The main body 731 of the locating member 73 has a slot 733 disposed in a position corresponding to a position of the projection 721 or 722 provided in the lower frame 72 (see FIG. 8). The slot 733 is a narrow opening elongated in an opposing direction in which the heating roller 61 and the pressure roller 62 are opposed to each other (i.e., the direction of a line extending between the centers of rotation of the rollers 61 and 62 as viewed from the axial direction of the rollers 61, 62). Each of the projections 721, 722 is disposed inside the slot 733 of the corresponding main body 731. With this construction, the locating member 73 is slidable relative to the lower frame 72 in the opposing direction of the heating roller 61 and the pressure roller 62.

The lower end, other than the midsection where the operation tab 732 is provided, of each main body 731 (i.e., front and rear sections extending frontward and rearward from the front and rear edges of the operation tab 732) is substantially in the form of a segment of a circle of which a center of curvature coincides with the center of rotation of the heating roller 61, and locating notches 734 are provided therein.

The locating member 73 is always pushed substantially in a downward direction by a leaf spring (not shown) fixed to the lower frame 72. Thus, when the operation tab 732 is manipulated and pressed substantially in an upward direction (toward the pressure roller 62) under action of the opposing force of the leaf spring, the locating member 73 is slid upward.

The pressing member 74 comprises two side portions each of which is disposed opposite to a corresponding sidewall of the lower frame 72 or the locating member 73 corresponding thereto from an outside thereof in the axial direction of the pressure roller 62. The pressing member 74 is configured, as described above, such that the pressing member 74 is rotatably supported at its front end portions by the pressing member support portions 711 of the upper frame 71 and the other end of each of the extension springs 712 is attached to the rear end portion of the pressing member 74. Accordingly, the pressing member 74 (the rear end thereof) can be swung in a direction toward or away from the upper frame 71, and is pushed (urged) in the direction toward the upper frame 71 by the action of the extension spring 712.

Each side portion of the pressing member 74 has two downward extending sections (designation by reference numerals is omitted in the drawings). At a front end of each downward extending section, an engageable piece 741 is provided which extends inwardly in the axial direction of the pressure roller 62. The engageable piece 741 is designed to engage in any one of the locating notches 434 when the locating member 73 is being pushed substantially in the downward direction by the leaf spring. With this configuration, the movement of the lower frame 72 relative to the upper frame 71 in the circumferential direction of the heating roller 61 is restricted by the locating member 73, so that the position of the pressure roller 62 supported by the lower frame 72 is fixed.

§ **STATED PROBLEM A**
Revise the records from their first line through the line containing "feature-label-cell: Construction [100, 126, 248, 188]", replacing "icon" with "graphic" and leaving everything else unchanged.
The passage and the records come from unrelated sources.

§ **DATA FOR THIS EXERCISE**
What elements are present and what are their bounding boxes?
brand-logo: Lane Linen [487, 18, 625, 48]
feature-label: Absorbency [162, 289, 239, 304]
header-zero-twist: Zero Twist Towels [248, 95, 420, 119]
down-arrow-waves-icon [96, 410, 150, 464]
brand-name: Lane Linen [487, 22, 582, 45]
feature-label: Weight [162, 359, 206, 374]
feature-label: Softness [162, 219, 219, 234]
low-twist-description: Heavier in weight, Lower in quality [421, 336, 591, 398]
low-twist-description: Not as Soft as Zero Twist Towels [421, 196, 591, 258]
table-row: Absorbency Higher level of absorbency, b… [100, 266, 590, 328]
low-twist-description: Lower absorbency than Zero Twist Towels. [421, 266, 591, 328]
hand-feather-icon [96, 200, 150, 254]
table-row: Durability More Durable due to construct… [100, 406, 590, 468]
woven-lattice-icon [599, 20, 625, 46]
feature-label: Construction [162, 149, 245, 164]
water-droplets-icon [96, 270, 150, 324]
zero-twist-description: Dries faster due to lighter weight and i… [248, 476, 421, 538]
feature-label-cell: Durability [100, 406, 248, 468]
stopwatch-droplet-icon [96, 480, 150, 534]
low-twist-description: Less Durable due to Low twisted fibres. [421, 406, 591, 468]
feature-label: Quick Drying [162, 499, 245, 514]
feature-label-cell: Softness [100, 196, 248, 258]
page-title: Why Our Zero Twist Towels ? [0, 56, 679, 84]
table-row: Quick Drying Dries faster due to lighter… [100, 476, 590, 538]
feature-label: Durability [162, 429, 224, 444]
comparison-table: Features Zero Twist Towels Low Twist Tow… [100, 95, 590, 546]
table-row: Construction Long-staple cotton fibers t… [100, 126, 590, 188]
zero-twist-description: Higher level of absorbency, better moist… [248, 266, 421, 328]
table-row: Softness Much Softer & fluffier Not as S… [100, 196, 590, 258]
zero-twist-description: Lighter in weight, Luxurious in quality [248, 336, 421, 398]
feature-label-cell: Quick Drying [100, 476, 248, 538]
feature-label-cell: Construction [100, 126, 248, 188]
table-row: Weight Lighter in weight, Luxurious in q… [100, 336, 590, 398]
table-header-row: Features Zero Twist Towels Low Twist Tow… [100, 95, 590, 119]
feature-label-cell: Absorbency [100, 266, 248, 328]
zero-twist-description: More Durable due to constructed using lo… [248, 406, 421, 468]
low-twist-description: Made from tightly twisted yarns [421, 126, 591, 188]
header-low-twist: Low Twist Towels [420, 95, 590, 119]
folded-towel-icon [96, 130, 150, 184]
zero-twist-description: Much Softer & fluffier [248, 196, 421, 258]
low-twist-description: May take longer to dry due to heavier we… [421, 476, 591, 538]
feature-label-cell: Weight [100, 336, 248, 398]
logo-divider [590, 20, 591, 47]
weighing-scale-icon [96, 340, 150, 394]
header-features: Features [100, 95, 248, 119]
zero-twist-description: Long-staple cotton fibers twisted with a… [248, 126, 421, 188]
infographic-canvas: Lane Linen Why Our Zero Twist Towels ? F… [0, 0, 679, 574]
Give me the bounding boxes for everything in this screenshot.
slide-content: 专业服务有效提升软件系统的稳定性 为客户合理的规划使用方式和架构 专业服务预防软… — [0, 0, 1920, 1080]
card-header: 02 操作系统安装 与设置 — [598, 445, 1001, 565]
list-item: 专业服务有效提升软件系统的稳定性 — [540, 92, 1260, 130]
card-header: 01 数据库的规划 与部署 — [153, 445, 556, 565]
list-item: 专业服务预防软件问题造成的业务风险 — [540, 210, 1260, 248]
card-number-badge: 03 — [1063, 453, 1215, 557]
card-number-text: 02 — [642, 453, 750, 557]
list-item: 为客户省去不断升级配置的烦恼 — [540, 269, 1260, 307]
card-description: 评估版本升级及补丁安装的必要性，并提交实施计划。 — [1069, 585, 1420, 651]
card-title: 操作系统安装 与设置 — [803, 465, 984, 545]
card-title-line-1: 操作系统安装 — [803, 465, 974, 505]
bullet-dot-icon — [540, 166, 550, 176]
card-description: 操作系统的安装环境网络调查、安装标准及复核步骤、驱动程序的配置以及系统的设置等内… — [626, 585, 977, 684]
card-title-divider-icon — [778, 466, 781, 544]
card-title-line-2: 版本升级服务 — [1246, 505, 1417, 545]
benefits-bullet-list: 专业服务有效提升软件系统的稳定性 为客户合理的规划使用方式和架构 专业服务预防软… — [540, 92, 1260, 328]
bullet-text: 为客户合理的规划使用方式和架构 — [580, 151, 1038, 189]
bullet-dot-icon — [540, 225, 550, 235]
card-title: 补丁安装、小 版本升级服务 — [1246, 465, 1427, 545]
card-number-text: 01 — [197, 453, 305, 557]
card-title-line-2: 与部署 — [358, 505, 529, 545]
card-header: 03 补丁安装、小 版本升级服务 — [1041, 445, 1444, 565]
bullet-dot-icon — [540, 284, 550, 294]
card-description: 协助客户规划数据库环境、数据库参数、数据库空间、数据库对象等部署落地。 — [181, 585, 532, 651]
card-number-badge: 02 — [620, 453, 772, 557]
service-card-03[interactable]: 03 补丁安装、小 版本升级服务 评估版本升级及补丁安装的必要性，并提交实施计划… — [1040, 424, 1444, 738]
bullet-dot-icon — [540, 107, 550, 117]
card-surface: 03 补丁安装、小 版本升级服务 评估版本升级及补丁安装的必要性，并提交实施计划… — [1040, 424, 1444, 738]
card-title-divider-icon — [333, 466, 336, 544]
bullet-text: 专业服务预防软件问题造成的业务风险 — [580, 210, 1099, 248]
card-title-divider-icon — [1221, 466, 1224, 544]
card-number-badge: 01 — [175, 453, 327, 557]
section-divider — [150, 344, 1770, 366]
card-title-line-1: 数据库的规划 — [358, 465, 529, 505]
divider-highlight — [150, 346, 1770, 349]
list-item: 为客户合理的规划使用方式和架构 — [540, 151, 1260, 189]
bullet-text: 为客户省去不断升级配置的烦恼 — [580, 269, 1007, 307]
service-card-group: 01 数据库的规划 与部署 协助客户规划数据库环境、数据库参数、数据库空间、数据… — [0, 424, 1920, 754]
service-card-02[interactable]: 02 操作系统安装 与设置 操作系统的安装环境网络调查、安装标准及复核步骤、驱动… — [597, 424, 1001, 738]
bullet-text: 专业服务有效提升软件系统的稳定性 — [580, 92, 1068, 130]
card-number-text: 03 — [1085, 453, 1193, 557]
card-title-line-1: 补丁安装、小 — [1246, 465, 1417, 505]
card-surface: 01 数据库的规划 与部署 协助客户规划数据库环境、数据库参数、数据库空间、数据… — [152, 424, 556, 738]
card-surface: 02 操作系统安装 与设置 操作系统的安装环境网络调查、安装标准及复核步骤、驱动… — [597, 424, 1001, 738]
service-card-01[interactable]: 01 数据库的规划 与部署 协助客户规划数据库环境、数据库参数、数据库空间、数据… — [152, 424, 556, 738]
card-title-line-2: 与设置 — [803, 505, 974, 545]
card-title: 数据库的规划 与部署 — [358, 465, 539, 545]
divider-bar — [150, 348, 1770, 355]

§ **STATED PROBLEM B**
According to the passage, what pushes the locating member 73 substantially in a downward direction?

§ **FULL OUTPUT A**
What elements are present and what are their bounding boxes?
brand-logo: Lane Linen [487, 18, 625, 48]
feature-label: Absorbency [162, 289, 239, 304]
header-zero-twist: Zero Twist Towels [248, 95, 420, 119]
down-arrow-waves-graphic [96, 410, 150, 464]
brand-name: Lane Linen [487, 22, 582, 45]
feature-label: Weight [162, 359, 206, 374]
feature-label: Softness [162, 219, 219, 234]
low-twist-description: Heavier in weight, Lower in quality [421, 336, 591, 398]
low-twist-description: Not as Soft as Zero Twist Towels [421, 196, 591, 258]
table-row: Absorbency Higher level of absorbency, b… [100, 266, 590, 328]
low-twist-description: Lower absorbency than Zero Twist Towels. [421, 266, 591, 328]
hand-feather-graphic [96, 200, 150, 254]
table-row: Durability More Durable due to construct… [100, 406, 590, 468]
woven-lattice-graphic [599, 20, 625, 46]
feature-label: Construction [162, 149, 245, 164]
water-droplets-graphic [96, 270, 150, 324]
zero-twist-description: Dries faster due to lighter weight and i… [248, 476, 421, 538]
feature-label-cell: Durability [100, 406, 248, 468]
stopwatch-droplet-graphic [96, 480, 150, 534]
low-twist-description: Less Durable due to Low twisted fibres. [421, 406, 591, 468]
feature-label: Quick Drying [162, 499, 245, 514]
feature-label-cell: Softness [100, 196, 248, 258]
page-title: Why Our Zero Twist Towels ? [0, 56, 679, 84]
table-row: Quick Drying Dries faster due to lighter… [100, 476, 590, 538]
feature-label: Durability [162, 429, 224, 444]
comparison-table: Features Zero Twist Towels Low Twist Tow… [100, 95, 590, 546]
table-row: Construction Long-staple cotton fibers t… [100, 126, 590, 188]
zero-twist-description: Higher level of absorbency, better moist… [248, 266, 421, 328]
table-row: Softness Much Softer & fluffier Not as S… [100, 196, 590, 258]
zero-twist-description: Lighter in weight, Luxurious in quality [248, 336, 421, 398]
feature-label-cell: Quick Drying [100, 476, 248, 538]
feature-label-cell: Construction [100, 126, 248, 188]

§ **FULL OUTPUT B**
A leaf spring fixed to the lower frame 72.